» **DO THIS**
Collect all lines from the records below that include the word "relation".

(Data tied to figure images)
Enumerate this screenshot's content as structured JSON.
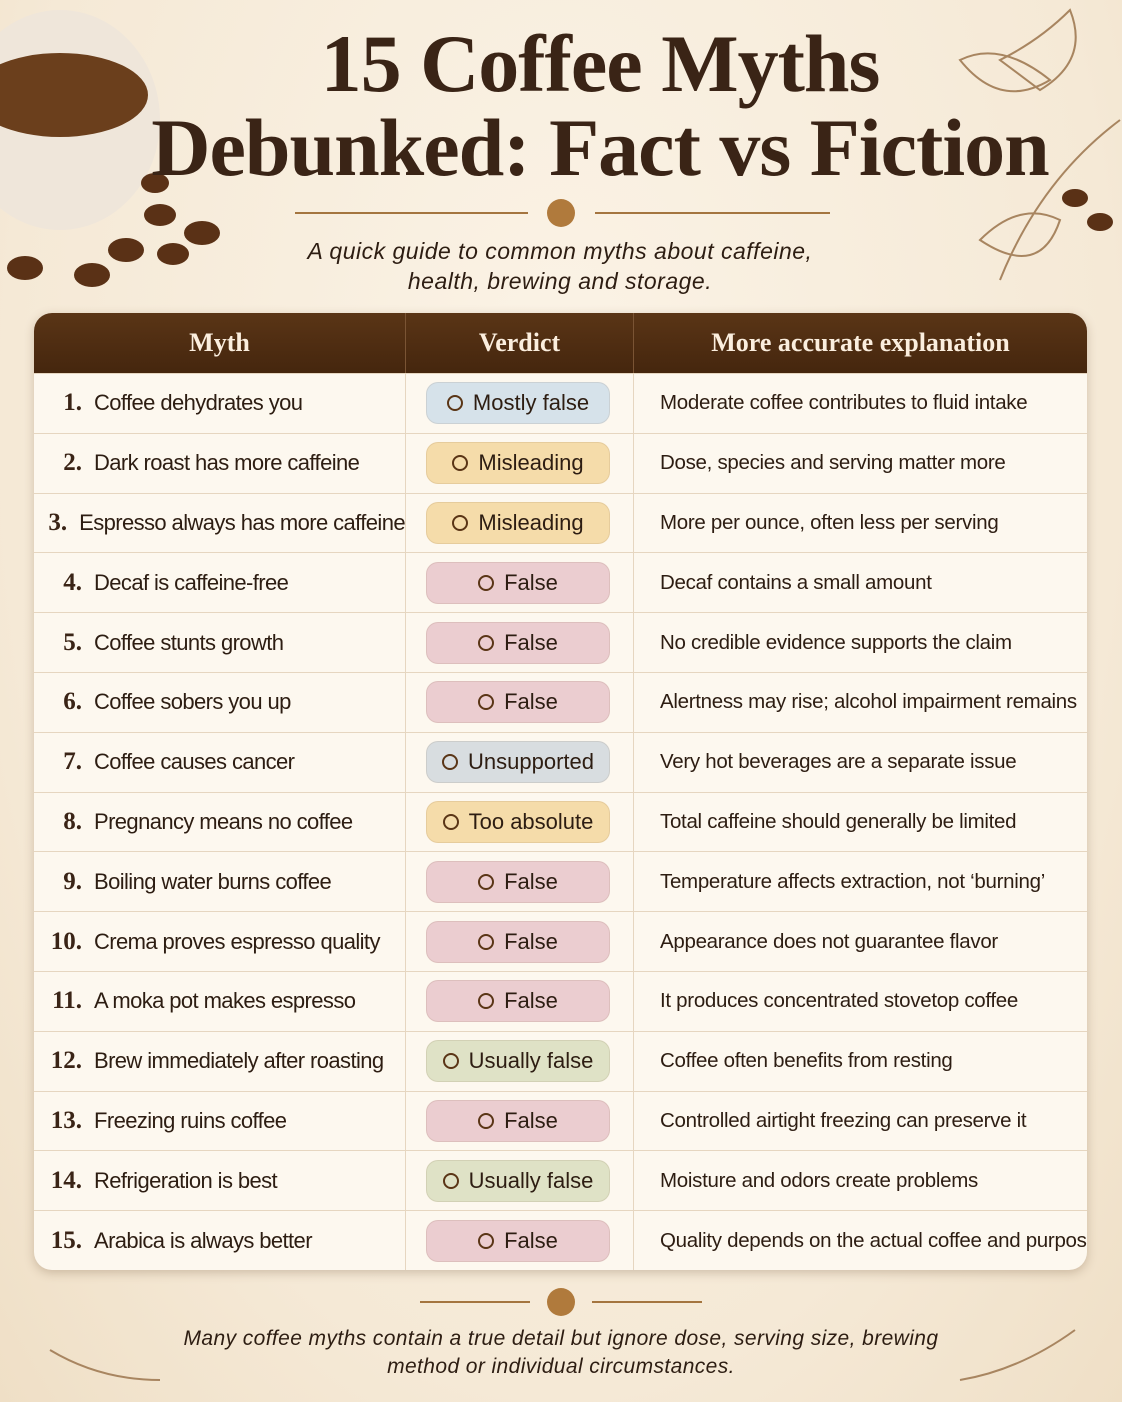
{
  "header": {
    "title": "15 Coffee Myths Debunked: Fact vs Fiction",
    "subtitle": "A quick guide to common myths about caffeine, health, brewing and storage."
  },
  "table": {
    "columns": [
      "Myth",
      "Verdict",
      "More accurate explanation"
    ],
    "rows": [
      {
        "number": "1.",
        "myth": "Coffee dehydrates you",
        "verdict": "Mostly false",
        "color": "#d6e2ea",
        "explanation": "Moderate coffee contributes to fluid intake"
      },
      {
        "number": "2.",
        "myth": "Dark roast has more caffeine",
        "verdict": "Misleading",
        "color": "#f5dcaa",
        "explanation": "Dose, species and serving matter more"
      },
      {
        "number": "3.",
        "myth": "Espresso always has more caffeine",
        "verdict": "Misleading",
        "color": "#f5dcaa",
        "explanation": "More per ounce, often less per serving"
      },
      {
        "number": "4.",
        "myth": "Decaf is caffeine-free",
        "verdict": "False",
        "color": "#ebcdd0",
        "explanation": "Decaf contains a small amount"
      },
      {
        "number": "5.",
        "myth": "Coffee stunts growth",
        "verdict": "False",
        "color": "#ebcdd0",
        "explanation": "No credible evidence supports the claim"
      },
      {
        "number": "6.",
        "myth": "Coffee sobers you up",
        "verdict": "False",
        "color": "#ebcdd0",
        "explanation": "Alertness may rise; alcohol impairment remains"
      },
      {
        "number": "7.",
        "myth": "Coffee causes cancer",
        "verdict": "Unsupported",
        "color": "#d8dde0",
        "explanation": "Very hot beverages are a separate issue"
      },
      {
        "number": "8.",
        "myth": "Pregnancy means no coffee",
        "verdict": "Too absolute",
        "color": "#f5dcaa",
        "explanation": "Total caffeine should generally be limited"
      },
      {
        "number": "9.",
        "myth": "Boiling water burns coffee",
        "verdict": "False",
        "color": "#ebcdd0",
        "explanation": "Temperature affects extraction, not ‘burning’"
      },
      {
        "number": "10.",
        "myth": "Crema proves espresso quality",
        "verdict": "False",
        "color": "#ebcdd0",
        "explanation": "Appearance does not guarantee flavor"
      },
      {
        "number": "11.",
        "myth": "A moka pot makes espresso",
        "verdict": "False",
        "color": "#ebcdd0",
        "explanation": "It produces concentrated stovetop coffee"
      },
      {
        "number": "12.",
        "myth": "Brew immediately after roasting",
        "verdict": "Usually false",
        "color": "#dfe2c6",
        "explanation": "Coffee often benefits from resting"
      },
      {
        "number": "13.",
        "myth": "Freezing ruins coffee",
        "verdict": "False",
        "color": "#ebcdd0",
        "explanation": "Controlled airtight freezing can preserve it"
      },
      {
        "number": "14.",
        "myth": "Refrigeration is best",
        "verdict": "Usually false",
        "color": "#dfe2c6",
        "explanation": "Moisture and odors create problems"
      },
      {
        "number": "15.",
        "myth": "Arabica is always better",
        "verdict": "False",
        "color": "#ebcdd0",
        "explanation": "Quality depends on the actual coffee and purpose"
      }
    ]
  },
  "footer": {
    "note": "Many coffee myths contain a true detail but ignore dose, serving size, brewing method or individual circumstances."
  }
}
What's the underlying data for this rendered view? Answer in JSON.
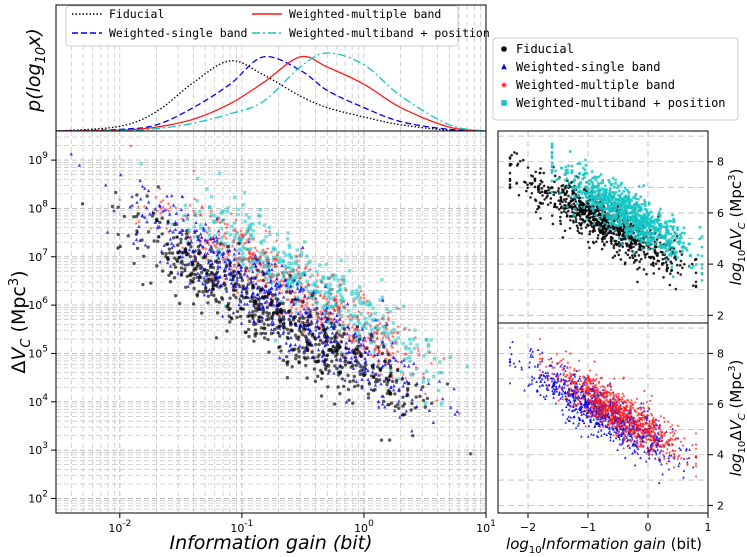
{
  "colors": {
    "fiducial": "#000000",
    "single": "#0000ee",
    "multiple": "#ff1a1a",
    "multipos": "#14c4c4",
    "grid": "#b8b8b8"
  },
  "legend_top": [
    {
      "key": "fiducial",
      "label": "Fiducial",
      "style": "dotted"
    },
    {
      "key": "multiple",
      "label": "Weighted-multiple band",
      "style": "solid"
    },
    {
      "key": "single",
      "label": "Weighted-single band",
      "style": "dashed"
    },
    {
      "key": "multipos",
      "label": "Weighted-multiband + position",
      "style": "dashdot"
    }
  ],
  "legend_right": [
    {
      "key": "fiducial",
      "label": "Fiducial",
      "marker": "circle"
    },
    {
      "key": "single",
      "label": "Weighted-single band",
      "marker": "triangle"
    },
    {
      "key": "multiple",
      "label": "Weighted-multiple band",
      "marker": "star"
    },
    {
      "key": "multipos",
      "label": "Weighted-multiband + position",
      "marker": "square"
    }
  ],
  "labels": {
    "top_ylabel": "p(log10x)",
    "main_xlabel": "Information gain (bit)",
    "main_ylabel": "ΔVC (Mpc3)",
    "right_xlabel": "log10Information gain (bit)",
    "right_ylabel_top": "log10ΔVC (Mpc3)",
    "right_ylabel_bottom": "log10ΔVC (Mpc3)"
  },
  "chart_data": [
    {
      "type": "line",
      "panel": "marginal-distribution",
      "xscale": "log",
      "xlim": [
        0.003,
        10
      ],
      "x": [
        0.003,
        0.01,
        0.02,
        0.04,
        0.08,
        0.15,
        0.3,
        0.5,
        1,
        2,
        5,
        10
      ],
      "series": [
        {
          "name": "Fiducial",
          "values": [
            0.0,
            0.06,
            0.25,
            0.62,
            0.9,
            0.72,
            0.45,
            0.3,
            0.18,
            0.08,
            0.01,
            0.0
          ]
        },
        {
          "name": "Weighted-single band",
          "values": [
            0.0,
            0.02,
            0.08,
            0.3,
            0.6,
            0.95,
            0.78,
            0.52,
            0.3,
            0.12,
            0.02,
            0.0
          ]
        },
        {
          "name": "Weighted-multiple band",
          "values": [
            0.0,
            0.01,
            0.05,
            0.15,
            0.35,
            0.62,
            0.95,
            0.82,
            0.6,
            0.3,
            0.05,
            0.0
          ]
        },
        {
          "name": "Weighted-multiband + position",
          "values": [
            0.0,
            0.005,
            0.03,
            0.1,
            0.22,
            0.38,
            0.82,
            1.0,
            0.85,
            0.45,
            0.08,
            0.0
          ]
        }
      ]
    },
    {
      "type": "scatter",
      "panel": "main",
      "xscale": "log",
      "yscale": "log",
      "xlim": [
        0.003,
        10
      ],
      "ylim": [
        50,
        4000000000
      ],
      "x_ticks": [
        "10^-2",
        "10^-1",
        "10^0",
        "10^1"
      ],
      "y_ticks": [
        "10^2",
        "10^3",
        "10^4",
        "10^5",
        "10^6",
        "10^7",
        "10^8",
        "10^9"
      ],
      "series": [
        {
          "name": "Fiducial",
          "relation": "log10(dVC) ≈ 4.6 − 1.55·log10(gain)",
          "x_range": [
            0.004,
            8
          ],
          "n_shown": 650
        },
        {
          "name": "Weighted-single band",
          "relation": "log10(dVC) ≈ 4.9 − 1.6·log10(gain)",
          "x_range": [
            0.004,
            8
          ],
          "n_shown": 650
        },
        {
          "name": "Weighted-multiple band",
          "relation": "log10(dVC) ≈ 5.4 − 1.6·log10(gain)",
          "x_range": [
            0.01,
            8
          ],
          "n_shown": 550
        },
        {
          "name": "Weighted-multiband + position",
          "relation": "log10(dVC) ≈ 5.7 − 1.6·log10(gain)",
          "x_range": [
            0.015,
            8
          ],
          "n_shown": 500
        }
      ]
    },
    {
      "type": "scatter",
      "panel": "right-top",
      "xlim": [
        -2.5,
        1
      ],
      "ylim": [
        1.7,
        9.2
      ],
      "x_ticks": [
        -2,
        -1,
        0,
        1
      ],
      "y_ticks": [
        2,
        4,
        6,
        8
      ],
      "series": [
        {
          "name": "Fiducial",
          "relation": "y ≈ 4.7 − 1.3·x",
          "x_range": [
            -2.3,
            0.8
          ]
        },
        {
          "name": "Weighted-multiband + position",
          "relation": "y ≈ 5.5 − 1.4·x",
          "x_range": [
            -1.6,
            0.9
          ]
        }
      ]
    },
    {
      "type": "scatter",
      "panel": "right-bottom",
      "xlim": [
        -2.5,
        1
      ],
      "ylim": [
        1.7,
        9.2
      ],
      "x_ticks": [
        -2,
        -1,
        0,
        1
      ],
      "y_ticks": [
        2,
        4,
        6,
        8
      ],
      "series": [
        {
          "name": "Weighted-single band",
          "relation": "y ≈ 4.6 − 1.4·x",
          "x_range": [
            -2.3,
            0.8
          ]
        },
        {
          "name": "Weighted-multiple band",
          "relation": "y ≈ 5.0 − 1.4·x",
          "x_range": [
            -1.8,
            0.8
          ]
        }
      ]
    }
  ]
}
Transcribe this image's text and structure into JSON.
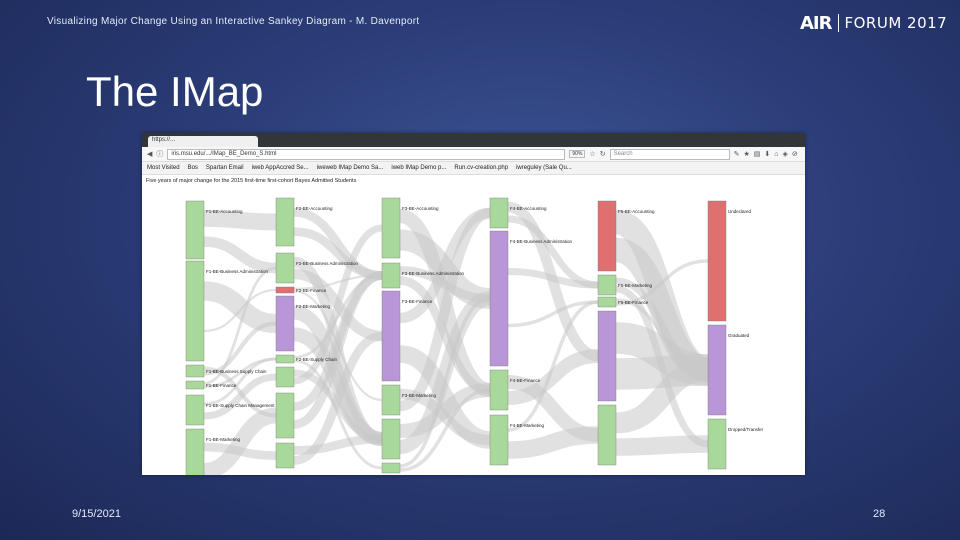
{
  "header": "Visualizing Major Change Using an Interactive Sankey Diagram - M. Davenport",
  "logo": {
    "left": "AIR",
    "right": "FORUM 2017"
  },
  "title": "The IMap",
  "footer": {
    "date": "9/15/2021",
    "page": "28"
  },
  "browser": {
    "tab_label": "https://...",
    "url": "iris.msu.edu/.../IMap_BE_Demo_S.html",
    "zoom": "90%",
    "search_placeholder": "Search",
    "bookmarks": [
      "Most Visited",
      "Bos",
      "Spartan Email",
      "iweb AppAccred Se...",
      "iweweb IMap Demo Sa...",
      "iweb IMap Demo p...",
      "Run.cv-creation.php",
      "iwreguley (Sale Qu..."
    ]
  },
  "caption": "Five years of major change for the 2015 first-time first-cohort Bayes Admitted Students",
  "colors": {
    "green": "#a8d99a",
    "purple": "#b996d8",
    "red": "#e07070",
    "flow": "#c8c8c8"
  },
  "sankey_labels": {
    "c0": [
      "F1-BE-Accounting",
      "F1-BE-Business Administration",
      "F1-BE-Business Supply Chain",
      "F1-BE-Finance",
      "F1-BE-Supply Chain Management",
      "F1-BE-Marketing"
    ],
    "c1": [
      "F2-BE-Accounting",
      "F2-BE-Business Administration",
      "F2-BE-Finance",
      "F2-BE-Marketing",
      "F2-BE-Supply Chain"
    ],
    "c2": [
      "F3-BE-Accounting",
      "F3-BE-Business Administration",
      "F3-BE-Finance",
      "F3-BE-Marketing"
    ],
    "c3": [
      "F4-BE-Accounting",
      "F4-BE-Business Administration",
      "F4-BE-Finance",
      "F4-BE-Marketing"
    ],
    "c4": [
      "F5-BE-Accounting",
      "F5-BE-Marketing",
      "F5-BE-Finance"
    ],
    "c5": [
      "Undeclared",
      "Graduated",
      "Dropped/Transfer"
    ]
  }
}
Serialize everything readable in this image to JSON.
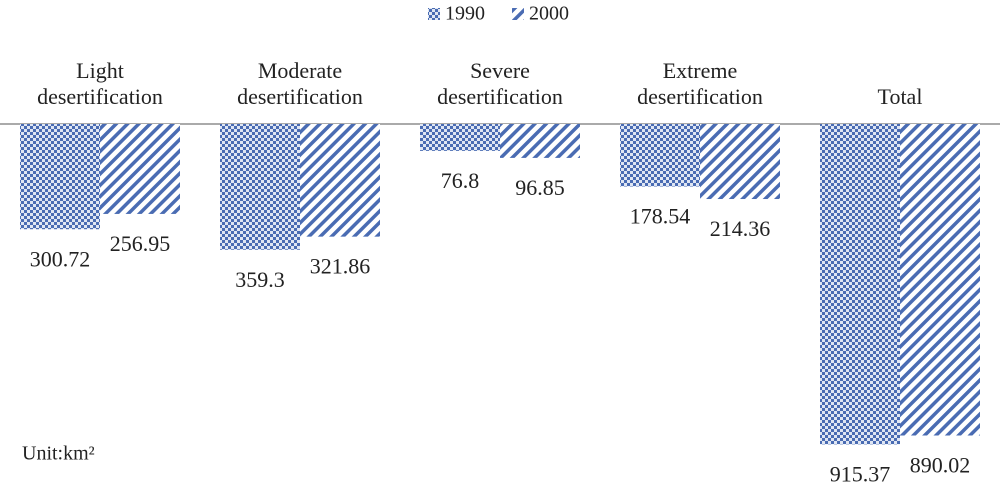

» **RESULT BELOW**
          "relation": "log10(dVC) ≈ 4.6 − 1.55·log10(gain)",
          "relation": "log10(dVC) ≈ 4.9 − 1.6·log10(gain)",
          "relation": "log10(dVC) ≈ 5.4 − 1.6·log10(gain)",
          "relation": "log10(dVC) ≈ 5.7 − 1.6·log10(gain)",
          "relation": "y ≈ 4.7 − 1.3·x",
          "relation": "y ≈ 5.5 − 1.4·x",
          "relation": "y ≈ 4.6 − 1.4·x",
          "relation": "y ≈ 5.0 − 1.4·x",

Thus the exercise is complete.